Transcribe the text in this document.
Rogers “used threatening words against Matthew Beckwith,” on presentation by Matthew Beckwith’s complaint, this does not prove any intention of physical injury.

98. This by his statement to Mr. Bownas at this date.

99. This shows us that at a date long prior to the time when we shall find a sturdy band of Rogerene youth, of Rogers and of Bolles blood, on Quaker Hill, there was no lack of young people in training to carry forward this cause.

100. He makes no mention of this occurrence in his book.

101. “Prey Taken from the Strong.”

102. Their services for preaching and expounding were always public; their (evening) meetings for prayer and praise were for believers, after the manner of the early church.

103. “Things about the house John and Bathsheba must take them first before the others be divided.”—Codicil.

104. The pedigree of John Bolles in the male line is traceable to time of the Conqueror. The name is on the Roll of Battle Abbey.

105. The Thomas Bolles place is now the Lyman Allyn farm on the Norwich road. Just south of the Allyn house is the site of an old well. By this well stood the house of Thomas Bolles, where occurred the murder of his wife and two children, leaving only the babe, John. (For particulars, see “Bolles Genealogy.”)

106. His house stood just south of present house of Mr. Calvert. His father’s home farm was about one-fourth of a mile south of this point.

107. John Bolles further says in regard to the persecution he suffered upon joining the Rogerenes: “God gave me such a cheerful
____
◆ **WORK REQUIRED**: Take the entries and copy them out exactly.

◆ **RESULT OF THIS TASK**:
Transcribe the text in this document.
Rogers “used threatening words against Matthew Beckwith,” on presentation by Matthew Beckwith’s complaint, this does not prove any intention of physical injury.

98. This by his statement to Mr. Bownas at this date.

99. This shows us that at a date long prior to the time when we shall find a sturdy band of Rogerene youth, of Rogers and of Bolles blood, on Quaker Hill, there was no lack of young people in training to carry forward this cause.

100. He makes no mention of this occurrence in his book.

101. “Prey Taken from the Strong.”

102. Their services for preaching and expounding were always public; their (evening) meetings for prayer and praise were for believers, after the manner of the early church.

103. “Things about the house John and Bathsheba must take them first before the others be divided.”—Codicil.

104. The pedigree of John Bolles in the male line is traceable to time of the Conqueror. The name is on the Roll of Battle Abbey.

105. The Thomas Bolles place is now the Lyman Allyn farm on the Norwich road. Just south of the Allyn house is the site of an old well. By this well stood the house of Thomas Bolles, where occurred the murder of his wife and two children, leaving only the babe, John. (For particulars, see “Bolles Genealogy.”)

106. His house stood just south of present house of Mr. Calvert. His father’s home farm was about one-fourth of a mile south of this point.

107. John Bolles further says in regard to the persecution he suffered upon joining the Rogerenes: “God gave me such a cheerful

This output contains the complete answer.